# [TASK TO COMPLETE]
As you print the data below, keep every line exactly as it is and leave the images behind.

Collection entries:

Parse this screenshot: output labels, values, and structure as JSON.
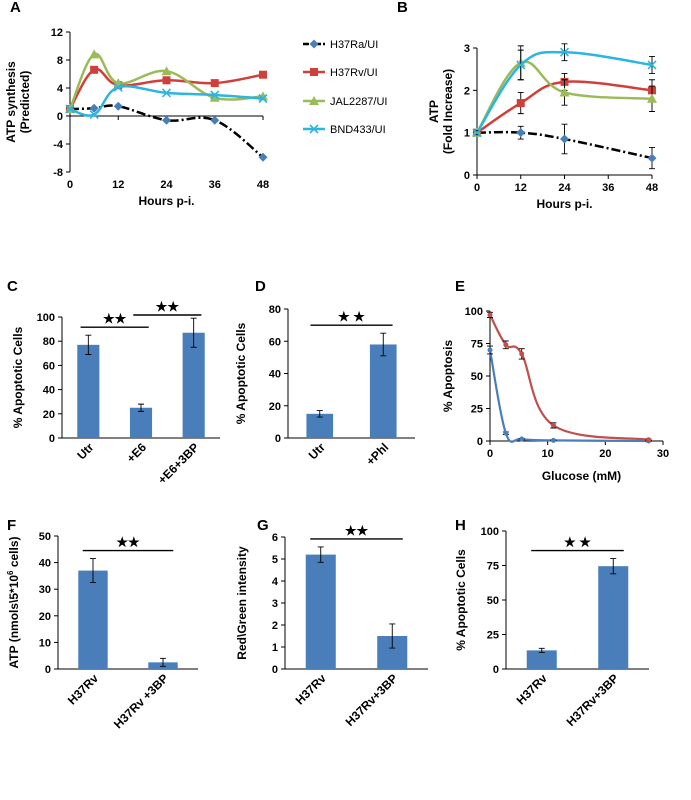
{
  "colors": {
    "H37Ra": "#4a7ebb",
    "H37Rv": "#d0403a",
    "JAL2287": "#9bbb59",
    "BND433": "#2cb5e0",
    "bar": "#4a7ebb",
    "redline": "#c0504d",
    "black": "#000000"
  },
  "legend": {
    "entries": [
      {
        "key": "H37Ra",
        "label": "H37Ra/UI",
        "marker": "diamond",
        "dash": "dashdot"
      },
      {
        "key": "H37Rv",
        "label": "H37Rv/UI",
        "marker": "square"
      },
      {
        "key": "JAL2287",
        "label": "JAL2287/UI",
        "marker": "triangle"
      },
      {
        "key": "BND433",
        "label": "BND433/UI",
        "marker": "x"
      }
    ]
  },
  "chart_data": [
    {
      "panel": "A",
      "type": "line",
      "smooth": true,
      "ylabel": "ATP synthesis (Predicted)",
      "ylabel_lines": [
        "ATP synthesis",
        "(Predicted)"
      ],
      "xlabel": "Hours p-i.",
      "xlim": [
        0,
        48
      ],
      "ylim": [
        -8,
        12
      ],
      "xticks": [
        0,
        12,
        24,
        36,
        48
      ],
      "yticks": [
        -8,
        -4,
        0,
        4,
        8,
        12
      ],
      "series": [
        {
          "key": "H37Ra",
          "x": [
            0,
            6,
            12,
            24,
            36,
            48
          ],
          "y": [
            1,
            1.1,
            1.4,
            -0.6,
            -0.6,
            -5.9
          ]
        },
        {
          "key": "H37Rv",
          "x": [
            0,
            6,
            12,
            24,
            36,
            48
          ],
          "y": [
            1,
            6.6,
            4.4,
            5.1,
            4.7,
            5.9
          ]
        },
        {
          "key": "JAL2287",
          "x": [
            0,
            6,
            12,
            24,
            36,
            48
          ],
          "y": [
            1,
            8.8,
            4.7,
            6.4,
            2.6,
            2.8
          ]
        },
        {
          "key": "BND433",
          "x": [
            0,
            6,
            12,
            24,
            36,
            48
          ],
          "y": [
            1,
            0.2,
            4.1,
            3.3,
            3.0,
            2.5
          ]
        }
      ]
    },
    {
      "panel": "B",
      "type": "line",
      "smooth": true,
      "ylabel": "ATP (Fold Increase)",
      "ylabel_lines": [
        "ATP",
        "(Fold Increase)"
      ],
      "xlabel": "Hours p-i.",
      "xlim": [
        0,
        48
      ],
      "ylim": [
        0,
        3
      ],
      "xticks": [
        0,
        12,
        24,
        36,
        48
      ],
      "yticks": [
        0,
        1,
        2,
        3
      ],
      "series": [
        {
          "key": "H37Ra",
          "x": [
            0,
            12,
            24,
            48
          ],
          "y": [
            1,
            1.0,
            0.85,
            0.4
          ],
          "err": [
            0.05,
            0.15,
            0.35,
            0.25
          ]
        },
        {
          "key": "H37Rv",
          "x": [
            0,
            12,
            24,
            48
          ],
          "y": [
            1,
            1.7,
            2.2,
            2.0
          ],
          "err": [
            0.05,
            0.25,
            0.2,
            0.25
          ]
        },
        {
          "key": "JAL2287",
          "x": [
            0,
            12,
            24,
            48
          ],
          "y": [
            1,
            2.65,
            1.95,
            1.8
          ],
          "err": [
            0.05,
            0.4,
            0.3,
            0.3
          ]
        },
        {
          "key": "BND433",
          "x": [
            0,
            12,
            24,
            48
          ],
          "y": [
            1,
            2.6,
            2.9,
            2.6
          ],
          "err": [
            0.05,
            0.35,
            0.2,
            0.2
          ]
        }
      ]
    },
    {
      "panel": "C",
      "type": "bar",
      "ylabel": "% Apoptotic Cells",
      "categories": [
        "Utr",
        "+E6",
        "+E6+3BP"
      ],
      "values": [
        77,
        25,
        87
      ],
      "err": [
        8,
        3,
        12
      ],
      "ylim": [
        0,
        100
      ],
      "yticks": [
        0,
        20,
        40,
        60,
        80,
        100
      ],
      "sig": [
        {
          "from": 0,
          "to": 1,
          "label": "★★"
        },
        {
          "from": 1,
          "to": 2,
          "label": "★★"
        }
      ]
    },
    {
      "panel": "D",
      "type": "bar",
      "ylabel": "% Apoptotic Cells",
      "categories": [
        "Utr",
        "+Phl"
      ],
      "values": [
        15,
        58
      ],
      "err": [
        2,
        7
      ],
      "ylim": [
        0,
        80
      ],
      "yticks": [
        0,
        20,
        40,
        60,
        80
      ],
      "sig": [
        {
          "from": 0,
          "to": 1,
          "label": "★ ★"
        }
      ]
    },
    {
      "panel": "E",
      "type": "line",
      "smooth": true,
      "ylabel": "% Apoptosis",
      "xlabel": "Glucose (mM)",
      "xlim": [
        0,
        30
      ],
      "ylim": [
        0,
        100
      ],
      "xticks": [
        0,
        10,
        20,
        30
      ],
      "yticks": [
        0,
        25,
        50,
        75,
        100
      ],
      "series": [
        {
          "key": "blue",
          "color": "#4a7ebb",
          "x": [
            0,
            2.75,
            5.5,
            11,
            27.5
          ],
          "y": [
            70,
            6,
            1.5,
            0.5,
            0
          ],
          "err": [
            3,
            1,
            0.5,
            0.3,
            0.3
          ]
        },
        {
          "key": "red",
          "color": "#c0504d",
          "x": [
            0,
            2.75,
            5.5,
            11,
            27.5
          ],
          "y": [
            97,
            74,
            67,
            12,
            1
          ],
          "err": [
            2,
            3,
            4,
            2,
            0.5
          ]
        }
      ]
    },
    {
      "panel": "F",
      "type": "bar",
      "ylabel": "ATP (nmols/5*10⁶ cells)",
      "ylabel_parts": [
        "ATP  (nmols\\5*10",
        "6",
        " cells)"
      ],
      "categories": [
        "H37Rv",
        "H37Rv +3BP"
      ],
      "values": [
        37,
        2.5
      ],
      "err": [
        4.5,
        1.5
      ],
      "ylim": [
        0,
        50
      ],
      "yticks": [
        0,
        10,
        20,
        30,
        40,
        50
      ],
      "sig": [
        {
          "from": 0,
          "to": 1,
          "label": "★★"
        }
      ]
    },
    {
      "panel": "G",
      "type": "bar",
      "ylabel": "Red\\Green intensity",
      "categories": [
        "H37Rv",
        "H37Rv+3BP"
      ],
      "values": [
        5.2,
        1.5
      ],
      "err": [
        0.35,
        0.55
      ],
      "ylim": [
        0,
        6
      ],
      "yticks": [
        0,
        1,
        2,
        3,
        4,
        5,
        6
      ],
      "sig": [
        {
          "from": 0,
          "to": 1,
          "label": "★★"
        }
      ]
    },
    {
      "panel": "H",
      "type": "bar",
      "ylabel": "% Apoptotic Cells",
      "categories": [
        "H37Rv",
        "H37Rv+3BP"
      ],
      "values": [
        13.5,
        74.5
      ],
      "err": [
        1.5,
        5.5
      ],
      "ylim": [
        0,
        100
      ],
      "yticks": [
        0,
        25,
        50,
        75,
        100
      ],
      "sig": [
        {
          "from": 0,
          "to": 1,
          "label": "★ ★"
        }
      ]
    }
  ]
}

# [EXERCISE RESULT]
Parse this screenshot: output labels, values, and structure as JSON.
{
  "colors": {
    "H37Ra": "#4a7ebb",
    "H37Rv": "#d0403a",
    "JAL2287": "#9bbb59",
    "BND433": "#2cb5e0",
    "bar": "#4a7ebb",
    "redline": "#c0504d",
    "black": "#000000"
  },
  "legend": {
    "entries": [
      {
        "key": "H37Ra",
        "label": "H37Ra/UI",
        "marker": "diamond",
        "dash": "dashdot"
      },
      {
        "key": "H37Rv",
        "label": "H37Rv/UI",
        "marker": "square"
      },
      {
        "key": "JAL2287",
        "label": "JAL2287/UI",
        "marker": "triangle"
      },
      {
        "key": "BND433",
        "label": "BND433/UI",
        "marker": "x"
      }
    ]
  },
  "chart_data": [
    {
      "panel": "A",
      "type": "line",
      "smooth": true,
      "ylabel": "ATP synthesis (Predicted)",
      "ylabel_lines": [
        "ATP synthesis",
        "(Predicted)"
      ],
      "xlabel": "Hours p-i.",
      "xlim": [
        0,
        48
      ],
      "ylim": [
        -8,
        12
      ],
      "xticks": [
        0,
        12,
        24,
        36,
        48
      ],
      "yticks": [
        -8,
        -4,
        0,
        4,
        8,
        12
      ],
      "series": [
        {
          "key": "H37Ra",
          "x": [
            0,
            6,
            12,
            24,
            36,
            48
          ],
          "y": [
            1,
            1.1,
            1.4,
            -0.6,
            -0.6,
            -5.9
          ]
        },
        {
          "key": "H37Rv",
          "x": [
            0,
            6,
            12,
            24,
            36,
            48
          ],
          "y": [
            1,
            6.6,
            4.4,
            5.1,
            4.7,
            5.9
          ]
        },
        {
          "key": "JAL2287",
          "x": [
            0,
            6,
            12,
            24,
            36,
            48
          ],
          "y": [
            1,
            8.8,
            4.7,
            6.4,
            2.6,
            2.8
          ]
        },
        {
          "key": "BND433",
          "x": [
            0,
            6,
            12,
            24,
            36,
            48
          ],
          "y": [
            1,
            0.2,
            4.1,
            3.3,
            3.0,
            2.5
          ]
        }
      ]
    },
    {
      "panel": "B",
      "type": "line",
      "smooth": true,
      "ylabel": "ATP (Fold Increase)",
      "ylabel_lines": [
        "ATP",
        "(Fold Increase)"
      ],
      "xlabel": "Hours p-i.",
      "xlim": [
        0,
        48
      ],
      "ylim": [
        0,
        3
      ],
      "xticks": [
        0,
        12,
        24,
        36,
        48
      ],
      "yticks": [
        0,
        1,
        2,
        3
      ],
      "series": [
        {
          "key": "H37Ra",
          "x": [
            0,
            12,
            24,
            48
          ],
          "y": [
            1,
            1.0,
            0.85,
            0.4
          ],
          "err": [
            0.05,
            0.15,
            0.35,
            0.25
          ]
        },
        {
          "key": "H37Rv",
          "x": [
            0,
            12,
            24,
            48
          ],
          "y": [
            1,
            1.7,
            2.2,
            2.0
          ],
          "err": [
            0.05,
            0.25,
            0.2,
            0.25
          ]
        },
        {
          "key": "JAL2287",
          "x": [
            0,
            12,
            24,
            48
          ],
          "y": [
            1,
            2.65,
            1.95,
            1.8
          ],
          "err": [
            0.05,
            0.4,
            0.3,
            0.3
          ]
        },
        {
          "key": "BND433",
          "x": [
            0,
            12,
            24,
            48
          ],
          "y": [
            1,
            2.6,
            2.9,
            2.6
          ],
          "err": [
            0.05,
            0.35,
            0.2,
            0.2
          ]
        }
      ]
    },
    {
      "panel": "C",
      "type": "bar",
      "ylabel": "% Apoptotic Cells",
      "categories": [
        "Utr",
        "+E6",
        "+E6+3BP"
      ],
      "values": [
        77,
        25,
        87
      ],
      "err": [
        8,
        3,
        12
      ],
      "ylim": [
        0,
        100
      ],
      "yticks": [
        0,
        20,
        40,
        60,
        80,
        100
      ],
      "sig": [
        {
          "from": 0,
          "to": 1,
          "label": "★★"
        },
        {
          "from": 1,
          "to": 2,
          "label": "★★"
        }
      ]
    },
    {
      "panel": "D",
      "type": "bar",
      "ylabel": "% Apoptotic Cells",
      "categories": [
        "Utr",
        "+Phl"
      ],
      "values": [
        15,
        58
      ],
      "err": [
        2,
        7
      ],
      "ylim": [
        0,
        80
      ],
      "yticks": [
        0,
        20,
        40,
        60,
        80
      ],
      "sig": [
        {
          "from": 0,
          "to": 1,
          "label": "★ ★"
        }
      ]
    },
    {
      "panel": "E",
      "type": "line",
      "smooth": true,
      "ylabel": "% Apoptosis",
      "xlabel": "Glucose (mM)",
      "xlim": [
        0,
        30
      ],
      "ylim": [
        0,
        100
      ],
      "xticks": [
        0,
        10,
        20,
        30
      ],
      "yticks": [
        0,
        25,
        50,
        75,
        100
      ],
      "series": [
        {
          "key": "blue",
          "color": "#4a7ebb",
          "x": [
            0,
            2.75,
            5.5,
            11,
            27.5
          ],
          "y": [
            70,
            6,
            1.5,
            0.5,
            0
          ],
          "err": [
            3,
            1,
            0.5,
            0.3,
            0.3
          ]
        },
        {
          "key": "red",
          "color": "#c0504d",
          "x": [
            0,
            2.75,
            5.5,
            11,
            27.5
          ],
          "y": [
            97,
            74,
            67,
            12,
            1
          ],
          "err": [
            2,
            3,
            4,
            2,
            0.5
          ]
        }
      ]
    },
    {
      "panel": "F",
      "type": "bar",
      "ylabel": "ATP (nmols/5*10⁶ cells)",
      "ylabel_parts": [
        "ATP  (nmols\\5*10",
        "6",
        " cells)"
      ],
      "categories": [
        "H37Rv",
        "H37Rv +3BP"
      ],
      "values": [
        37,
        2.5
      ],
      "err": [
        4.5,
        1.5
      ],
      "ylim": [
        0,
        50
      ],
      "yticks": [
        0,
        10,
        20,
        30,
        40,
        50
      ],
      "sig": [
        {
          "from": 0,
          "to": 1,
          "label": "★★"
        }
      ]
    },
    {
      "panel": "G",
      "type": "bar",
      "ylabel": "Red\\Green intensity",
      "categories": [
        "H37Rv",
        "H37Rv+3BP"
      ],
      "values": [
        5.2,
        1.5
      ],
      "err": [
        0.35,
        0.55
      ],
      "ylim": [
        0,
        6
      ],
      "yticks": [
        0,
        1,
        2,
        3,
        4,
        5,
        6
      ],
      "sig": [
        {
          "from": 0,
          "to": 1,
          "label": "★★"
        }
      ]
    },
    {
      "panel": "H",
      "type": "bar",
      "ylabel": "% Apoptotic Cells",
      "categories": [
        "H37Rv",
        "H37Rv+3BP"
      ],
      "values": [
        13.5,
        74.5
      ],
      "err": [
        1.5,
        5.5
      ],
      "ylim": [
        0,
        100
      ],
      "yticks": [
        0,
        25,
        50,
        75,
        100
      ],
      "sig": [
        {
          "from": 0,
          "to": 1,
          "label": "★ ★"
        }
      ]
    }
  ]
}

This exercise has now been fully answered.